## TASK DESCRIPTION
Print the lines below with no changes, omitting the pictures.
---------- SUPPLIED DATA ----------
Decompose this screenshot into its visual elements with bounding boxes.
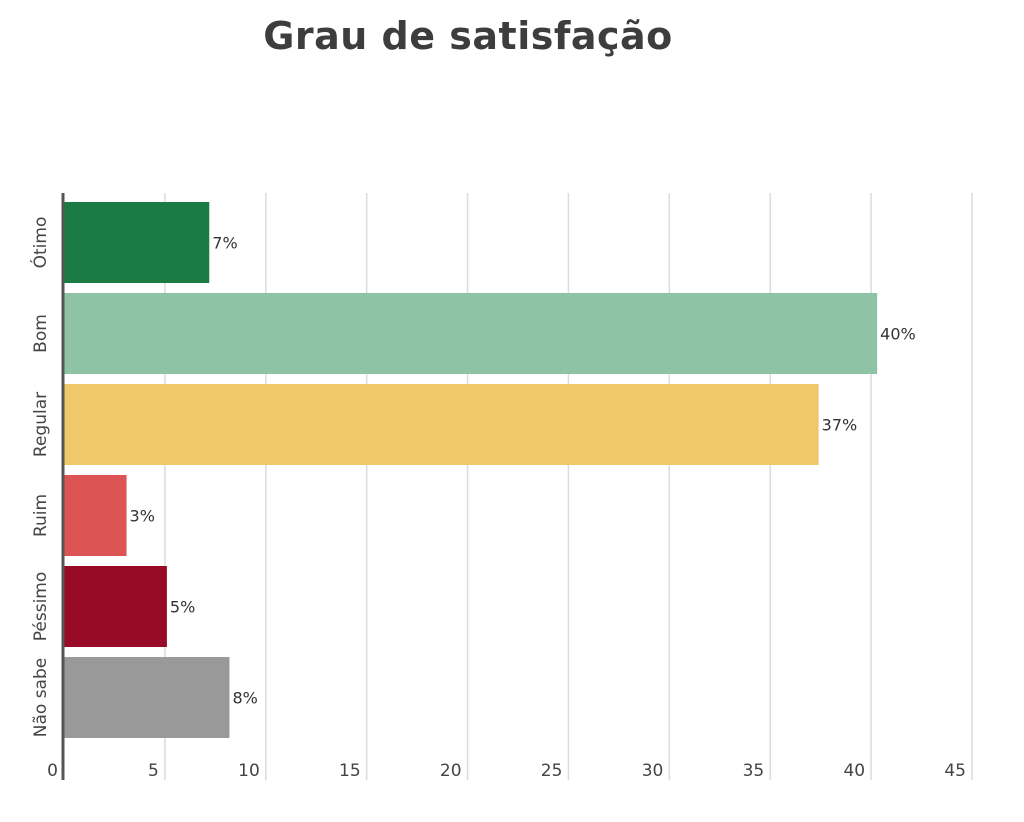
category-label-5: Não sabe [31,658,51,737]
x-tick-label-0: 0 [47,761,58,781]
x-tick-label-15: 15 [339,761,361,781]
category-label-0: Ótimo [29,217,51,269]
data-label-1: 40% [880,325,916,344]
labels: 0 5 10 15 20 25 30 35 40 45 Ótimo 7% Bom 40% Regular 37… [29,217,966,781]
x-tick-label-35: 35 [743,761,765,781]
x-tick-label-10: 10 [238,761,260,781]
category-label-4: Péssimo [31,572,51,642]
x-tick-label-5: 5 [148,761,159,781]
data-label-2: 37% [822,416,858,435]
bar-0 [64,202,210,283]
category-label-1: Bom [31,314,51,353]
category-label-2: Regular [31,392,51,457]
data-label-4: 5% [170,598,195,617]
x-tick-label-45: 45 [944,761,966,781]
x-tick-label-30: 30 [642,761,664,781]
bar-5 [64,657,230,738]
x-tick-label-40: 40 [843,761,865,781]
x-tick-label-20: 20 [440,761,462,781]
chart-title: Grau de satisfação [263,14,673,58]
bar-1 [64,293,878,374]
category-label-3: Ruim [31,494,51,537]
x-tick-label-25: 25 [541,761,563,781]
bar-4 [64,566,167,647]
data-label-5: 8% [232,689,257,708]
bar-3 [64,475,127,556]
bar-2 [64,384,819,465]
data-label-3: 3% [130,507,155,526]
grid-lines [164,193,973,780]
bars [64,202,878,738]
data-label-0: 7% [212,234,237,253]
----------
## TASK RESULT
Decompose this screenshot into its visual elements with bounding boxes.
category-label-5: Não sabe [31,658,51,737]
x-tick-label-0: 0 [47,761,58,781]
x-tick-label-15: 15 [339,761,361,781]
category-label-0: Ótimo [29,217,51,269]
data-label-1: 40% [880,325,916,344]
labels: 0 5 10 15 20 25 30 35 40 45 Ótimo 7% Bom 40% Regular 37… [29,217,966,781]
x-tick-label-35: 35 [743,761,765,781]
x-tick-label-10: 10 [238,761,260,781]
category-label-4: Péssimo [31,572,51,642]
x-tick-label-5: 5 [148,761,159,781]
data-label-2: 37% [822,416,858,435]
bar-0 [64,202,210,283]
category-label-1: Bom [31,314,51,353]
category-label-2: Regular [31,392,51,457]
data-label-4: 5% [170,598,195,617]
x-tick-label-45: 45 [944,761,966,781]
x-tick-label-30: 30 [642,761,664,781]
bar-5 [64,657,230,738]
x-tick-label-40: 40 [843,761,865,781]
x-tick-label-20: 20 [440,761,462,781]
chart-title: Grau de satisfação [263,14,673,58]
bar-1 [64,293,878,374]
category-label-3: Ruim [31,494,51,537]
x-tick-label-25: 25 [541,761,563,781]
bar-4 [64,566,167,647]
data-label-5: 8% [232,689,257,708]
bar-3 [64,475,127,556]
bar-2 [64,384,819,465]
data-label-3: 3% [130,507,155,526]
grid-lines [164,193,973,780]
bars [64,202,878,738]
data-label-0: 7% [212,234,237,253]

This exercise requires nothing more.